• Exercise inputs:
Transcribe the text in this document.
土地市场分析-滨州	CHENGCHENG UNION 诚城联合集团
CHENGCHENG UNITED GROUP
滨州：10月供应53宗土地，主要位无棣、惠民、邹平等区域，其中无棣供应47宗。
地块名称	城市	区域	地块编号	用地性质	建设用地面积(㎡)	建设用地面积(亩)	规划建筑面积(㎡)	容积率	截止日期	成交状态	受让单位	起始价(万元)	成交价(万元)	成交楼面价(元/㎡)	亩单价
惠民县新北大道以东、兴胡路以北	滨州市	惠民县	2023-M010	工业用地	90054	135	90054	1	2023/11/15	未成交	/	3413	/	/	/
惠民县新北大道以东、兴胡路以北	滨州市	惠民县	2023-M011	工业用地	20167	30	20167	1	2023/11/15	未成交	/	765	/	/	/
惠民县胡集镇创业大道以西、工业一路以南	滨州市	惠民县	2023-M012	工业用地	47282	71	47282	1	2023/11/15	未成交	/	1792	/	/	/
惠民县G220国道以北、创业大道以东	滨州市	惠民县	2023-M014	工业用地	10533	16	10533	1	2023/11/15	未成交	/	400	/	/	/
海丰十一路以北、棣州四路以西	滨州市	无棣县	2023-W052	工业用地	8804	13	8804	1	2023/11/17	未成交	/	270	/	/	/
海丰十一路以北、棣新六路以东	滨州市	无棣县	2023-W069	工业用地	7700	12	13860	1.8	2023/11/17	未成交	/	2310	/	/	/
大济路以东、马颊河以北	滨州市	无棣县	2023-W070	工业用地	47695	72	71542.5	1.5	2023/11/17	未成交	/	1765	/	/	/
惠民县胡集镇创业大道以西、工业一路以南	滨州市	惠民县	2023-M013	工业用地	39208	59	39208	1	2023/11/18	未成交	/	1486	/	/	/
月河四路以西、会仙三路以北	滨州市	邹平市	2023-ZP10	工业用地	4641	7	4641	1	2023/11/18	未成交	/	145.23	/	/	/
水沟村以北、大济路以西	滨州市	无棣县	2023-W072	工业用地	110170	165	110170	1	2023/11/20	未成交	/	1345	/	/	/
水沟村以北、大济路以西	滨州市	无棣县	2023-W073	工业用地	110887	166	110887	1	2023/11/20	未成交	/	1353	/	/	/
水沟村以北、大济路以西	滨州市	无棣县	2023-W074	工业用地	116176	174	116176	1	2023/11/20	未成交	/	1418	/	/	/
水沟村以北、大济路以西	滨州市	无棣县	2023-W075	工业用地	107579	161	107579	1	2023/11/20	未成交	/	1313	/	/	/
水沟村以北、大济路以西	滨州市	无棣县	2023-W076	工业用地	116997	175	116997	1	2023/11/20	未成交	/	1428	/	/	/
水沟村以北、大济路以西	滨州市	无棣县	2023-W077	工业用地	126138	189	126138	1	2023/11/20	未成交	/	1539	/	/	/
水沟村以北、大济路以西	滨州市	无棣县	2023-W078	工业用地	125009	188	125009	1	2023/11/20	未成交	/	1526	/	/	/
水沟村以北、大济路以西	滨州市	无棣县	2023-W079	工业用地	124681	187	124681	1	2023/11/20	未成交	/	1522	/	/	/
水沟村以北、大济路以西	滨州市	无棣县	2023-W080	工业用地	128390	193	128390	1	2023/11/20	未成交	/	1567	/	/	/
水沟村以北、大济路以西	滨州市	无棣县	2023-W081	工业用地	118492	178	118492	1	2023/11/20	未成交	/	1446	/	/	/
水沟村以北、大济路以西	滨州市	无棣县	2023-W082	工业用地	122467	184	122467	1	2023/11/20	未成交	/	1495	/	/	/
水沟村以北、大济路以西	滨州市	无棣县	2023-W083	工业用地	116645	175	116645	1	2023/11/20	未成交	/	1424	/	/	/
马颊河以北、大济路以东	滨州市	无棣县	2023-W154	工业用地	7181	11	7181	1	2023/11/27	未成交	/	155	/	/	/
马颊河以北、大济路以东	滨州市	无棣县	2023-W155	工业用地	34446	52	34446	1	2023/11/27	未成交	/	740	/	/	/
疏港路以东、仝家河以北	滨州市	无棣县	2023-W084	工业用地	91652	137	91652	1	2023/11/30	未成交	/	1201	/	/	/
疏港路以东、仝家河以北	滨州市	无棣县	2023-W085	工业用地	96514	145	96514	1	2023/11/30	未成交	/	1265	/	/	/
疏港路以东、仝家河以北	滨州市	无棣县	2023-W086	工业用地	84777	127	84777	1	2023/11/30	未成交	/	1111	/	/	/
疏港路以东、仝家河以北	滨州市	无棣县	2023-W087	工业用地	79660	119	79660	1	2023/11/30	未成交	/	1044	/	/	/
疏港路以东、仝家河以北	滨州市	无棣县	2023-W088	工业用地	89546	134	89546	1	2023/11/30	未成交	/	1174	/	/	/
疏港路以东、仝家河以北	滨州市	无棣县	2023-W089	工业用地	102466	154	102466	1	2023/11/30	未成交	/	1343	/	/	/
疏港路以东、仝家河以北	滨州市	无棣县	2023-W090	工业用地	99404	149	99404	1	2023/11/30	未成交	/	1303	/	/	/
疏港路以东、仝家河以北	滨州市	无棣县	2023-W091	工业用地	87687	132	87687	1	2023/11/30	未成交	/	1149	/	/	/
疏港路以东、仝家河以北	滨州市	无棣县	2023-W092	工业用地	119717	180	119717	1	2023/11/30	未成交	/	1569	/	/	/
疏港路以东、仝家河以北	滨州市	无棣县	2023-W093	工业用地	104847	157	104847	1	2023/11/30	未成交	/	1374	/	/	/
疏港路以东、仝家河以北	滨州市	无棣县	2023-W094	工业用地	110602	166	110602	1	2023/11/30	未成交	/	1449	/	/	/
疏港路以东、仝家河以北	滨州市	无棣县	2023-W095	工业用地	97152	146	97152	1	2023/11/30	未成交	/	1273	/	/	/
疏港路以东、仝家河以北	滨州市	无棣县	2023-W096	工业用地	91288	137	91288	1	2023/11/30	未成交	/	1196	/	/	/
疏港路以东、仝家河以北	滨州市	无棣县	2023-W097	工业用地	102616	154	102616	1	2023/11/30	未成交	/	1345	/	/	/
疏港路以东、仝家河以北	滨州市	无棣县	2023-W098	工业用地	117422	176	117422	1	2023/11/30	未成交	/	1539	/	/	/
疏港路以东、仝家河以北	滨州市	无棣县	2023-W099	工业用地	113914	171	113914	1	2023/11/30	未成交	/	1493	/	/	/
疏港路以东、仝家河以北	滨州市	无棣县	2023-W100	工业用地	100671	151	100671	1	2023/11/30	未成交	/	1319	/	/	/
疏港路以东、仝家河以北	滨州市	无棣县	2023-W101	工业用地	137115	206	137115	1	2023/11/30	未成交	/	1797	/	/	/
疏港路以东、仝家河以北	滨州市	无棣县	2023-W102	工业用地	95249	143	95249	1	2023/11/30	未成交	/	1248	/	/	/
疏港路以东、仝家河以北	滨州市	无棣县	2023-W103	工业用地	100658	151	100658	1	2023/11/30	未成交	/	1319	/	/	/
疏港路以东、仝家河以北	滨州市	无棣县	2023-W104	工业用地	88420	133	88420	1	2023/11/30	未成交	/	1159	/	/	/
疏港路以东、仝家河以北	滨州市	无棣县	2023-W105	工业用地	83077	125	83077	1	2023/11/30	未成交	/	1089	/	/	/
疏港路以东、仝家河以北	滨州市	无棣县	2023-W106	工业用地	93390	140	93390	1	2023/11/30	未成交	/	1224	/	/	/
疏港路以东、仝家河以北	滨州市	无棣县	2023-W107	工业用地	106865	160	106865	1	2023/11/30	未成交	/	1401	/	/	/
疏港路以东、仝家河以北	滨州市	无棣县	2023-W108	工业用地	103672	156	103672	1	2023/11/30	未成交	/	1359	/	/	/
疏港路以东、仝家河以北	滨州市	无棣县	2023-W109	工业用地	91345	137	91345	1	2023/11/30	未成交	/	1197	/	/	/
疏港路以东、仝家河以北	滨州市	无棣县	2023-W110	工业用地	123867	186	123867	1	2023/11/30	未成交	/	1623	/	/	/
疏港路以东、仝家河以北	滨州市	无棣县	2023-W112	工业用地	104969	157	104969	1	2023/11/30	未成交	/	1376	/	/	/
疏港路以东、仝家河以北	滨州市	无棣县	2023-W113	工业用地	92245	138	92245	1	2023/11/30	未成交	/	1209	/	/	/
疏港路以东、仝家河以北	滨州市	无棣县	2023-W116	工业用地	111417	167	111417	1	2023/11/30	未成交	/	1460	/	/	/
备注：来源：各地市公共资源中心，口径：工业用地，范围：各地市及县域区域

• What is asked:
Find how many lines in the listing hold "大济路以东", and reply with that number only.

• Task output:
3